Each entry below must be repeated exactly, with pictures left out.

DATA FOR THE TASK:
■ ■ ■
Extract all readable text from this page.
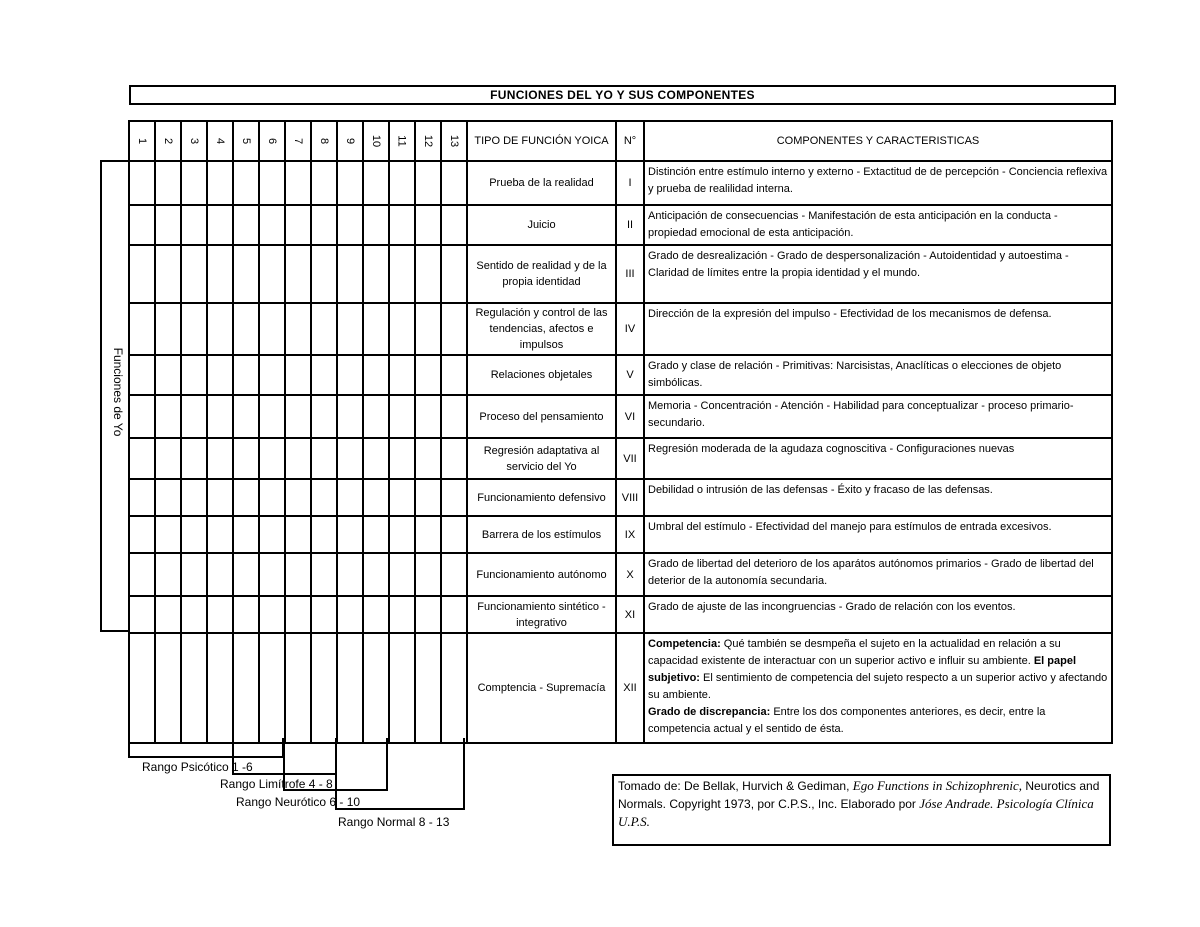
FUNCIONES DEL YO Y SUS COMPONENTES
1	2	3	4	5	6	7	8	9	10	11	12	13	TIPO DE FUNCIÓN YOICA	N°	COMPONENTES Y CARACTERISTICAS
													Prueba de la realidad	I	Distinción entre estímulo interno y externo - Extactitud de de percepción - Conciencia reflexiva y prueba de realilidad interna.
													Juicio	II	Anticipación de consecuencias - Manifestación de esta anticipación en la conducta - propiedad emocional de esta anticipación.
													Sentido de realidad y de la propia identidad	III	Grado de desrealización - Grado de despersonalización - Autoidentidad y autoestima - Claridad de límites entre la propia identidad y el mundo.
													Regulación y control de las tendencias, afectos e impulsos	IV	Dirección de la expresión del impulso - Efectividad de los mecanismos de defensa.
													Relaciones objetales	V	Grado y clase de relación - Primitivas: Narcisistas, Anaclíticas o elecciones de objeto simbólicas.
													Proceso del pensamiento	VI	Memoria - Concentración - Atención - Habilidad para conceptualizar - proceso primario-secundario.
													Regresión adaptativa al servicio del Yo	VII	Regresión moderada de la agudaza cognoscitiva - Configuraciones nuevas
													Funcionamiento defensivo	VIII	Debilidad o intrusión de las defensas - Éxito y fracaso de las defensas.
													Barrera de los estímulos	IX	Umbral del estímulo - Efectividad del manejo para estímulos de entrada excesivos.
													Funcionamiento autónomo	X	Grado de libertad del deterioro de los aparátos autónomos primarios - Grado de libertad del deterior de la autonomía secundaria.
													Funcionamiento sintético - integrativo	XI	Grado de ajuste de las incongruencias - Grado de relación con los eventos.
													Comptencia - Supremacía	XII	Competencia: Qué también se desmpeña el sujeto en la actualidad en relación a su capacidad existente de interactuar con un superior activo e influir su ambiente. El papel subjetivo: El sentimiento de competencia del sujeto respecto a un superior activo y afectando su ambiente.
Grado de discrepancia: Entre los dos componentes anteriores, es decir, entre la competencia actual y el sentido de ésta.
Funciones de Yo
Rango Psicótico 1 -6
Rango Limítrofe 4 - 8
Rango Neurótico 6 - 10
Rango Normal 8 - 13
Tomado de: De Bellak, Hurvich & Gediman, Ego Functions in Schizophrenic, Neurotics and Normals. Copyright 1973, por C.P.S., Inc. Elaborado por Jóse Andrade. Psicología Clínica U.P.S.
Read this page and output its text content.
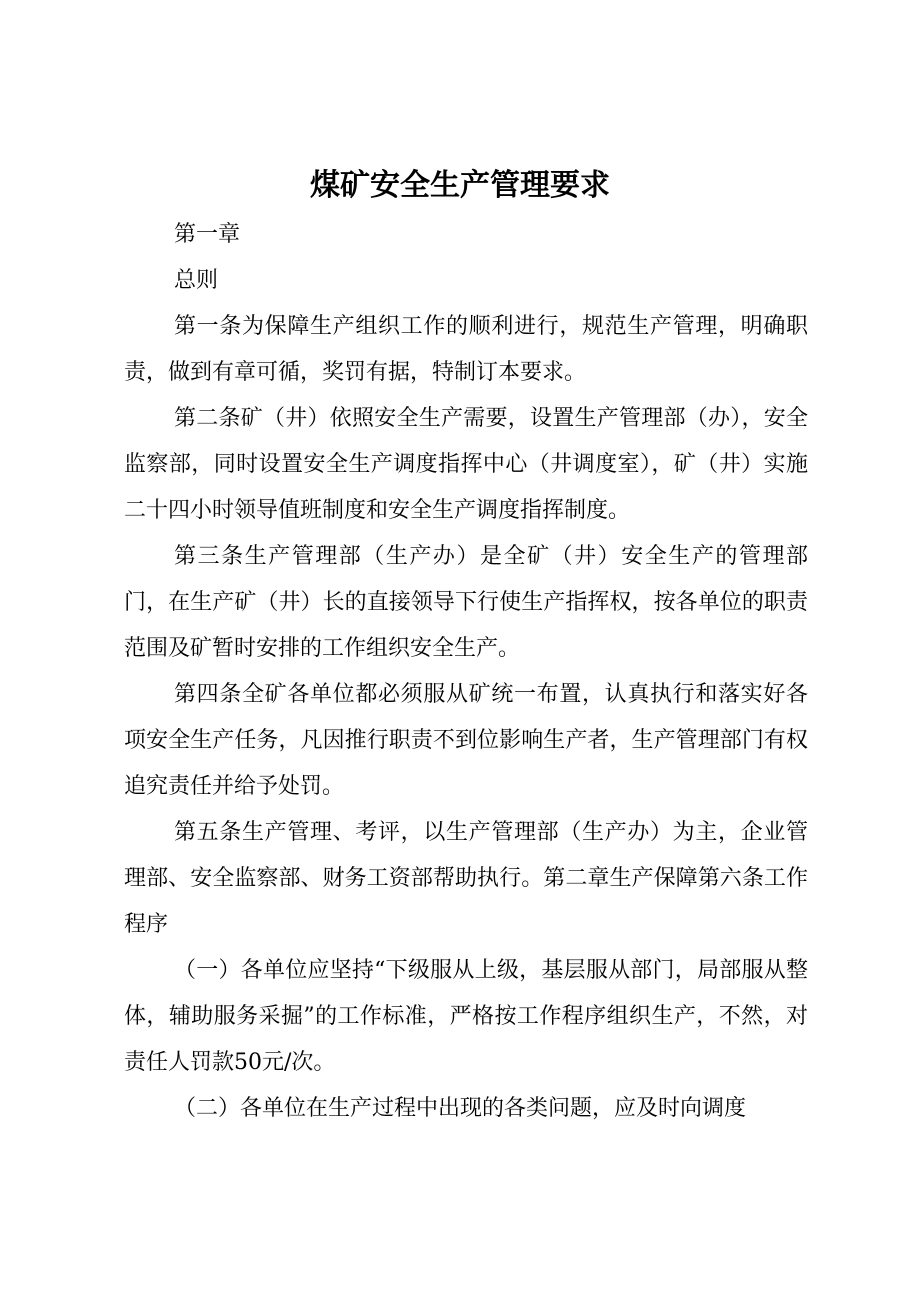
煤矿安全生产管理要求

第一章

总则

第一条为保障生产组织工作的顺利进行，规范生产管理，明确职责，做到有章可循，奖罚有据，特制订本要求。

第二条矿（井）依照安全生产需要，设置生产管理部（办），安全监察部，同时设置安全生产调度指挥中心（井调度室），矿（井）实施二十四小时领导值班制度和安全生产调度指挥制度。

第三条生产管理部（生产办）是全矿（井）安全生产的管理部门，在生产矿（井）长的直接领导下行使生产指挥权，按各单位的职责范围及矿暂时安排的工作组织安全生产。

第四条全矿各单位都必须服从矿统一布置，认真执行和落实好各项安全生产任务，凡因推行职责不到位影响生产者，生产管理部门有权追究责任并给予处罚。

第五条生产管理、考评，以生产管理部（生产办）为主，企业管理部、安全监察部、财务工资部帮助执行。第二章生产保障第六条工作程序

（一）各单位应坚持“下级服从上级，基层服从部门，局部服从整体，辅助服务采掘”的工作标准，严格按工作程序组织生产，不然，对责任人罚款50元/次。

（二）各单位在生产过程中出现的各类问题，应及时向调度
■ ■ ■
REPLY:
Extract all readable text from this page.
FUNCIONES DEL YO Y SUS COMPONENTES
1	2	3	4	5	6	7	8	9	10	11	12	13	TIPO DE FUNCIÓN YOICA	N°	COMPONENTES Y CARACTERISTICAS
													Prueba de la realidad	I	Distinción entre estímulo interno y externo - Extactitud de de percepción - Conciencia reflexiva y prueba de realilidad interna.
													Juicio	II	Anticipación de consecuencias - Manifestación de esta anticipación en la conducta - propiedad emocional de esta anticipación.
													Sentido de realidad y de la propia identidad	III	Grado de desrealización - Grado de despersonalización - Autoidentidad y autoestima - Claridad de límites entre la propia identidad y el mundo.
													Regulación y control de las tendencias, afectos e impulsos	IV	Dirección de la expresión del impulso - Efectividad de los mecanismos de defensa.
													Relaciones objetales	V	Grado y clase de relación - Primitivas: Narcisistas, Anaclíticas o elecciones de objeto simbólicas.
													Proceso del pensamiento	VI	Memoria - Concentración - Atención - Habilidad para conceptualizar - proceso primario-secundario.
													Regresión adaptativa al servicio del Yo	VII	Regresión moderada de la agudaza cognoscitiva - Configuraciones nuevas
													Funcionamiento defensivo	VIII	Debilidad o intrusión de las defensas - Éxito y fracaso de las defensas.
													Barrera de los estímulos	IX	Umbral del estímulo - Efectividad del manejo para estímulos de entrada excesivos.
													Funcionamiento autónomo	X	Grado de libertad del deterioro de los aparátos autónomos primarios - Grado de libertad del deterior de la autonomía secundaria.
													Funcionamiento sintético - integrativo	XI	Grado de ajuste de las incongruencias - Grado de relación con los eventos.
													Comptencia - Supremacía	XII	Competencia: Qué también se desmpeña el sujeto en la actualidad en relación a su capacidad existente de interactuar con un superior activo e influir su ambiente. El papel subjetivo: El sentimiento de competencia del sujeto respecto a un superior activo y afectando su ambiente.
Grado de discrepancia: Entre los dos componentes anteriores, es decir, entre la competencia actual y el sentido de ésta.
Funciones de Yo
Rango Psicótico 1 -6
Rango Limítrofe 4 - 8
Rango Neurótico 6 - 10
Rango Normal 8 - 13
Tomado de: De Bellak, Hurvich & Gediman, Ego Functions in Schizophrenic, Neurotics and Normals. Copyright 1973, por C.P.S., Inc. Elaborado por Jóse Andrade. Psicología Clínica U.P.S.
Read this page and output its text content.
煤矿安全生产管理要求

第一章

总则

第一条为保障生产组织工作的顺利进行，规范生产管理，明确职责，做到有章可循，奖罚有据，特制订本要求。

第二条矿（井）依照安全生产需要，设置生产管理部（办），安全监察部，同时设置安全生产调度指挥中心（井调度室），矿（井）实施二十四小时领导值班制度和安全生产调度指挥制度。

第三条生产管理部（生产办）是全矿（井）安全生产的管理部门，在生产矿（井）长的直接领导下行使生产指挥权，按各单位的职责范围及矿暂时安排的工作组织安全生产。

第四条全矿各单位都必须服从矿统一布置，认真执行和落实好各项安全生产任务，凡因推行职责不到位影响生产者，生产管理部门有权追究责任并给予处罚。

第五条生产管理、考评，以生产管理部（生产办）为主，企业管理部、安全监察部、财务工资部帮助执行。第二章生产保障第六条工作程序

（一）各单位应坚持“下级服从上级，基层服从部门，局部服从整体，辅助服务采掘”的工作标准，严格按工作程序组织生产，不然，对责任人罚款50元/次。

（二）各单位在生产过程中出现的各类问题，应及时向调度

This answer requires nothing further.